--- Work to do ---
Give the lines of the records from the first line through the line containing "side-label: ignore [515, 146, 528, 151]" as a JSON list of strings, one string per line, omitting blank lines.
--- Start ---
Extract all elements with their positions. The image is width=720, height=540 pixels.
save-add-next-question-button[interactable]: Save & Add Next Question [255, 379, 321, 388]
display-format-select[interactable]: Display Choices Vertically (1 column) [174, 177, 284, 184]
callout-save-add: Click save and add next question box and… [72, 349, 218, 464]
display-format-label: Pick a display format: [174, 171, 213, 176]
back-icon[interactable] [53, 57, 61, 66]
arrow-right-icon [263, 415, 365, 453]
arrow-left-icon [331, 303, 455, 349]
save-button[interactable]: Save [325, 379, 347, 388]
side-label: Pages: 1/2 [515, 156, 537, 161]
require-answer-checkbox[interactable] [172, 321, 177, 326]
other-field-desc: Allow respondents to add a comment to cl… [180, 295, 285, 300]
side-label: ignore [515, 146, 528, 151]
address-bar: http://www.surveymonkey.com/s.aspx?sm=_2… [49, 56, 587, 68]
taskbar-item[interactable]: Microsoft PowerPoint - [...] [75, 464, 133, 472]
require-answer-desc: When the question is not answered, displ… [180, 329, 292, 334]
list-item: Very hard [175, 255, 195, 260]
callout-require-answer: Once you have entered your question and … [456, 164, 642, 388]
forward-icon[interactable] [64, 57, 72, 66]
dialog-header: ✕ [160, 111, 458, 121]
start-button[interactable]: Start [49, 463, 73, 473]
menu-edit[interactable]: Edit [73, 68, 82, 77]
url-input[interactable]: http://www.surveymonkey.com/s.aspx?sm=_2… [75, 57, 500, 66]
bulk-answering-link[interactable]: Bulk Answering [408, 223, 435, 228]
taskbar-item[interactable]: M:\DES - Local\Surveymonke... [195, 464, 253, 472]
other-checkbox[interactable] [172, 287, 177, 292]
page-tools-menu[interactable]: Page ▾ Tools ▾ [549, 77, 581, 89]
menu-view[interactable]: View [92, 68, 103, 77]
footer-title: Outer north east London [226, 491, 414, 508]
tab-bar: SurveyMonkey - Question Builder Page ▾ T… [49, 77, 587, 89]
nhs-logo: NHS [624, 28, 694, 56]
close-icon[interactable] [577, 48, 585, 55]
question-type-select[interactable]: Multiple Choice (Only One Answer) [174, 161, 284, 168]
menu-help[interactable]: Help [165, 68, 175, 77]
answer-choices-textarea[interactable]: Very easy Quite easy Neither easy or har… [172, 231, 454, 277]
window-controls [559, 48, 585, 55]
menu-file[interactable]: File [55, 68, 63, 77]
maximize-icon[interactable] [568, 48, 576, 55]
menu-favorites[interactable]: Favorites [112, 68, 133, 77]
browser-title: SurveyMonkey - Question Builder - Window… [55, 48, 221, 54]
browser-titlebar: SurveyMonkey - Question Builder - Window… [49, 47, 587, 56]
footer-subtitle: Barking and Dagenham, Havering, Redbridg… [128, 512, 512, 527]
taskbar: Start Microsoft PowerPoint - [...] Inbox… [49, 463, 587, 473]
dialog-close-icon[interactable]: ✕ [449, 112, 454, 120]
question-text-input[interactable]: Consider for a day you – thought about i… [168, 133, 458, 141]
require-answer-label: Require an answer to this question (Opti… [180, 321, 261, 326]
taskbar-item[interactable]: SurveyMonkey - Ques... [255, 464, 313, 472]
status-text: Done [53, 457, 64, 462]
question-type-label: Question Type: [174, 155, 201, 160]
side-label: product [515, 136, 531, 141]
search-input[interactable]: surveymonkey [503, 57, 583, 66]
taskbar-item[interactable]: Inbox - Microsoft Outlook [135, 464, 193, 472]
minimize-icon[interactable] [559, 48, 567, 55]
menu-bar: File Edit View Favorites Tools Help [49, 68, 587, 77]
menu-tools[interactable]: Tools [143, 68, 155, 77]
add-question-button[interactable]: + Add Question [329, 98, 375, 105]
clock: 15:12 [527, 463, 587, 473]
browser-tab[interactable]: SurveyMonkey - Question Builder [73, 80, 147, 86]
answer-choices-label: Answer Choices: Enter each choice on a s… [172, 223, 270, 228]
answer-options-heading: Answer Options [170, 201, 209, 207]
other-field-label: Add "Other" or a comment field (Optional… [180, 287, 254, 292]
--- End ---
--- Task output ---
[
  "Extract all elements with their positions. The image is width=720, height=540 pixels.",
  "save-add-next-question-button[interactable]: Save & Add Next Question [255, 379, 321, 388]",
  "display-format-select[interactable]: Display Choices Vertically (1 column) [174, 177, 284, 184]",
  "callout-save-add: Click save and add next question box and… [72, 349, 218, 464]",
  "display-format-label: Pick a display format: [174, 171, 213, 176]",
  "back-icon[interactable] [53, 57, 61, 66]",
  "arrow-right-icon [263, 415, 365, 453]",
  "arrow-left-icon [331, 303, 455, 349]",
  "save-button[interactable]: Save [325, 379, 347, 388]",
  "side-label: Pages: 1/2 [515, 156, 537, 161]",
  "require-answer-checkbox[interactable] [172, 321, 177, 326]",
  "other-field-desc: Allow respondents to add a comment to cl… [180, 295, 285, 300]",
  "side-label: ignore [515, 146, 528, 151]"
]